### TASKS TO PERFORM
**1)** In the account of the night in Tiananmen Square, who was TIME's Beijing bureau chief?
**2)** From the account of the night in Tiananmen Square, write out the part that opens with the words containing "To ensure that" and closes with "for the tip.".

### PASSAGE FOR REVIEW
——————

To ensure that we covered what seemed like the end-game of the protracted student protests, we agreed to do two things: 1. We would work on three “shifts” through the next day (I volunteered to do the midnight-to-dawn “graveyard shift”) and 2. We would file reports via our snail-paced modems as soon as possible, in case international phone links were abruptly cut off.
Just past midnight on Sunday, June 4, 1989, I was preparing to rush to Tiananmen Square to do my reportorial “shift.” The phone rang and I grabbed it as I slung my satchel bag over my shoulder.
It was an American friend, a well-connected expatriate company manager married to the daughter of a retired Chinese general. “Be careful, Jimi,” he advised. “Heard the assault order has just been given. Stay indoors.” I thanked him for the tip.
Not long after I hung up, the phone rang again. It was Sandra Burton, TIME’s Beijing bureau chief, calling from the vicinity of the Square. I was supposed to relieve her for the graveyard shift. “They’re shooting live bullets here,” she said urgently. “Don’t come here anymore. Phone New York and tell editors what’s going on.”
It was Saturday noon, New York time, and I knew the latest weekly edition was about to go to press. I frantically dialed New York and promptly reached a top editor. “We’re switching covers,” he said decisively. “You guys have seven hours to file. Stay out of the firing line. Remember, no story is worth dying for,” he said calmly.
The TIME cover story that week told the horrific account of that fateful night. Since then, the Tiananmen story has been told and retold countless times all over the world with that day’s harrowing tales and bloody images.
Race to a safe house
Of course, the story didn’t end there, though the lead article had gone to print.
I drove to the TIME office to file more reports from TIME reporters and photographers. Remarkably, international phone lines remained open despite occasional threats to close them. Still, the bureau’s two computers and one telephone modem were agonizingly slow.
I tuned in local radio stations to monitor official news reports and commentaries, and started phoning sources. A septuagenarian Beijing resident told me: “I’ve seen World War II, I saw the communist occupation of Beijing in 1949, but I’ve never seen such a pili pala (hail of gunshots)!”

——————

### RECORDS SUPPLIED
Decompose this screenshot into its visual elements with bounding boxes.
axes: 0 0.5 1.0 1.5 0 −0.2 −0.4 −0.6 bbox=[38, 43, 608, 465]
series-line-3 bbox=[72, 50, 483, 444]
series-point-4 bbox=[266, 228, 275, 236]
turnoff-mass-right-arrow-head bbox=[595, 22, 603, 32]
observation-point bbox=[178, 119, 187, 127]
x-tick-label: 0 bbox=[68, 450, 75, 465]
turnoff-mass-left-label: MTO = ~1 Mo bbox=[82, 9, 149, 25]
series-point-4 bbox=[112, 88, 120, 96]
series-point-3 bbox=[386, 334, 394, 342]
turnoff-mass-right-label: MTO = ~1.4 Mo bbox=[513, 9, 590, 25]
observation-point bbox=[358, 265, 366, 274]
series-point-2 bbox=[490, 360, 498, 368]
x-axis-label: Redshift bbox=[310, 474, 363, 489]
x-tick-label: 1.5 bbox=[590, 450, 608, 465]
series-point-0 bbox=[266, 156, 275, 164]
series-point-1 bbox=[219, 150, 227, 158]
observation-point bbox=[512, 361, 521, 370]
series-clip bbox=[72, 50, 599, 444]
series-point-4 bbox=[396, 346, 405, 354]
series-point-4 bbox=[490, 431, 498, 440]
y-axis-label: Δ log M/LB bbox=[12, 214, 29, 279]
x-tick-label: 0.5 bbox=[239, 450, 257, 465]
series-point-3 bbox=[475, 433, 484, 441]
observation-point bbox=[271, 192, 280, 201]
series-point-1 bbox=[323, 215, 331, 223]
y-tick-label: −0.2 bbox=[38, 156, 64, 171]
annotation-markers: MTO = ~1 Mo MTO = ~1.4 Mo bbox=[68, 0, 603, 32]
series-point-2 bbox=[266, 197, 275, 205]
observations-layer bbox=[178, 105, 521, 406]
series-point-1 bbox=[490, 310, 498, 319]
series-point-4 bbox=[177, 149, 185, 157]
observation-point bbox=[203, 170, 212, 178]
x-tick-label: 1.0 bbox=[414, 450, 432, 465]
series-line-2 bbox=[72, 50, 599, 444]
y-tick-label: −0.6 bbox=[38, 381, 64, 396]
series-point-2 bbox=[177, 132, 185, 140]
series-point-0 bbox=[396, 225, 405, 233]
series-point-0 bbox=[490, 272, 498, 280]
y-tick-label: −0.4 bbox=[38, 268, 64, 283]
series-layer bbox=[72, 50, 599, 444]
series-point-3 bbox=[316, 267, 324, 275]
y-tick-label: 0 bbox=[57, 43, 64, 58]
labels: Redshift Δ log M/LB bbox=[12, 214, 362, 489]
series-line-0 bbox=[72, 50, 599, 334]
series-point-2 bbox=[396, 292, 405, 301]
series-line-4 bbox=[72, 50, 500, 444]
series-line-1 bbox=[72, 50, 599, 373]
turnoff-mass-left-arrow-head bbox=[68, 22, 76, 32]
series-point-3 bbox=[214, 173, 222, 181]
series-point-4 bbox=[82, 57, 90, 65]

——————

### RESPONSES PER TASK
**1)** Sandra Burton

**2)**
To ensure that we covered what seemed like the end-game of the protracted student protests, we agreed to do two things: 1. We would work on three “shifts” through the next day (I volunteered to do the midnight-to-dawn “graveyard shift”) and 2. We would file reports via our snail-paced modems as soon as possible, in case international phone links were abruptly cut off.
Just past midnight on Sunday, June 4, 1989, I was preparing to rush to Tiananmen Square to do my reportorial “shift.” The phone rang and I grabbed it as I slung my satchel bag over my shoulder.
It was an American friend, a well-connected expatriate company manager married to the daughter of a retired Chinese general. “Be careful, Jimi,” he advised. “Heard the assault order has just been given. Stay indoors.” I thanked him for the tip.